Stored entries

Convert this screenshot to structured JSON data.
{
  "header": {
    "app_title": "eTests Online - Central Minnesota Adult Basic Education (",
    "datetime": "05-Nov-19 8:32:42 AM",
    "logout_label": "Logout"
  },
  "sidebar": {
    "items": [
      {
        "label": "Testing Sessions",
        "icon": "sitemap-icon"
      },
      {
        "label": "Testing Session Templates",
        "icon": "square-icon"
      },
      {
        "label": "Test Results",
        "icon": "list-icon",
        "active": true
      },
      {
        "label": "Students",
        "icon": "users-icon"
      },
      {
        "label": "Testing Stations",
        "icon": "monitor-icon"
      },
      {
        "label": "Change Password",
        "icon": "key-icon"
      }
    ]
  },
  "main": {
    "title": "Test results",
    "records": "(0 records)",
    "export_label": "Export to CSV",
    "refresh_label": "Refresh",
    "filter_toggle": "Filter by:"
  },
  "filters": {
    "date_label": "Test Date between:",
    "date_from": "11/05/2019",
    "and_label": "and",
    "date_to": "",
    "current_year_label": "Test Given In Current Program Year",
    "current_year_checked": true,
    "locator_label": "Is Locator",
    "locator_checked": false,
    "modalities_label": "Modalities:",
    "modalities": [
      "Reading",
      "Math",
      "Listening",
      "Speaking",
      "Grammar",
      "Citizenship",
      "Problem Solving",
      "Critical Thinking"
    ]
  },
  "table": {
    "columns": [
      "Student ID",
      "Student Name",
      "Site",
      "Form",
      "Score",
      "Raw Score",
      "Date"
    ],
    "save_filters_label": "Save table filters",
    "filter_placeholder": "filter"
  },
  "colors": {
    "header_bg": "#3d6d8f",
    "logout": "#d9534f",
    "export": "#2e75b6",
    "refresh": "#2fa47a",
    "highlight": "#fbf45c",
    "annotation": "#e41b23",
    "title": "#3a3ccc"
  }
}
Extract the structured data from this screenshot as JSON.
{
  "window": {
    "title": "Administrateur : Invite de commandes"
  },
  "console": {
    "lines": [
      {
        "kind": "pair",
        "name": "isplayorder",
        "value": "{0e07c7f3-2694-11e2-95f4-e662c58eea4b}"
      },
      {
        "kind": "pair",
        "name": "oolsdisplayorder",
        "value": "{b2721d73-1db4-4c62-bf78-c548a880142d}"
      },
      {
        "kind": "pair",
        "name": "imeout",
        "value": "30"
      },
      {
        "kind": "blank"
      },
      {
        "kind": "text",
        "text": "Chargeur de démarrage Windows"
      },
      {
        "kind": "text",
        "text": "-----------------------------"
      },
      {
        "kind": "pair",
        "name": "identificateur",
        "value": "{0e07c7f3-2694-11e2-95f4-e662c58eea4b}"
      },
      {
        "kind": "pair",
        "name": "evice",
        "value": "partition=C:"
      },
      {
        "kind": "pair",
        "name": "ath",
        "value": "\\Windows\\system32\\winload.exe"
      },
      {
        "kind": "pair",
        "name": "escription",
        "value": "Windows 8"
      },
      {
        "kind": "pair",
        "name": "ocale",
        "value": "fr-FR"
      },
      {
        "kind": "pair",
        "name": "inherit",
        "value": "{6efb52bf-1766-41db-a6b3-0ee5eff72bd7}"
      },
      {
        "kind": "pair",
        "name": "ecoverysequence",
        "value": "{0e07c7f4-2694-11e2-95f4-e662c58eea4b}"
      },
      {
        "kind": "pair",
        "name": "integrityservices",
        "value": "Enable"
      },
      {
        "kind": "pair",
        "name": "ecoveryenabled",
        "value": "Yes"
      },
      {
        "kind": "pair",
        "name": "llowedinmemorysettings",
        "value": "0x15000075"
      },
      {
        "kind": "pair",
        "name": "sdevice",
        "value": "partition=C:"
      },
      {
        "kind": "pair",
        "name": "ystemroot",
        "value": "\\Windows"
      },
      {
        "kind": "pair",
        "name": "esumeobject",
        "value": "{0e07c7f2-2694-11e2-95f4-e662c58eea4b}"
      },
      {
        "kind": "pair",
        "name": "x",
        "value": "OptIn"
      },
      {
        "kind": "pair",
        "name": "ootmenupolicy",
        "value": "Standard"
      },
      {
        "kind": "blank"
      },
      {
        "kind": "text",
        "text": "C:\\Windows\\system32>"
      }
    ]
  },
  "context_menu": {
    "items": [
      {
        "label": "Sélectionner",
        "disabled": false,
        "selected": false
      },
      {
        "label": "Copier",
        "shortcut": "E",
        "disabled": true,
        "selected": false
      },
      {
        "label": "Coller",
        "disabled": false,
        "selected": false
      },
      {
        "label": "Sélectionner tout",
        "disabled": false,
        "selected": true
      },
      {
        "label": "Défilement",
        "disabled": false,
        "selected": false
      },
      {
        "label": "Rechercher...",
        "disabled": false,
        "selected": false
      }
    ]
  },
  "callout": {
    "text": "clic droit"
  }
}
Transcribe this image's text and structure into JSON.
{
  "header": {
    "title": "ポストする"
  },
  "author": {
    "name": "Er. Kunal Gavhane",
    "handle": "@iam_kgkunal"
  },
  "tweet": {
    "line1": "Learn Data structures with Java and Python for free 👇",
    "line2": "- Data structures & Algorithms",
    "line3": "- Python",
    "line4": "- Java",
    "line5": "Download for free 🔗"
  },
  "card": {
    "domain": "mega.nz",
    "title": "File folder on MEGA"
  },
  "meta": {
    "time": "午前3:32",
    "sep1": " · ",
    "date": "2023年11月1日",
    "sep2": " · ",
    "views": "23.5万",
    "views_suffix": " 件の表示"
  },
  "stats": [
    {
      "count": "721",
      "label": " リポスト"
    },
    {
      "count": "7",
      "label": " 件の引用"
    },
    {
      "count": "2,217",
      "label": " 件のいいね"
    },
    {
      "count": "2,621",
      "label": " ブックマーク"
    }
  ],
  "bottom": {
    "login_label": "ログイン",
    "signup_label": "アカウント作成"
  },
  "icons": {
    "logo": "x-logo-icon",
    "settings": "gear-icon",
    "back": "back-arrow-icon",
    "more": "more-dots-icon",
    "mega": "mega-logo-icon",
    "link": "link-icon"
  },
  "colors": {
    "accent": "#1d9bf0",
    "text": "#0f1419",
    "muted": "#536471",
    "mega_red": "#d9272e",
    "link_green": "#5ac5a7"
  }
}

PROBLEM DESCRIPTION → Using the material above, gather every line that includes "JSON".

EXERCISE RESULT →
Convert this screenshot to structured JSON data.
Extract the structured data from this screenshot as JSON.
Transcribe this image's text and structure into JSON.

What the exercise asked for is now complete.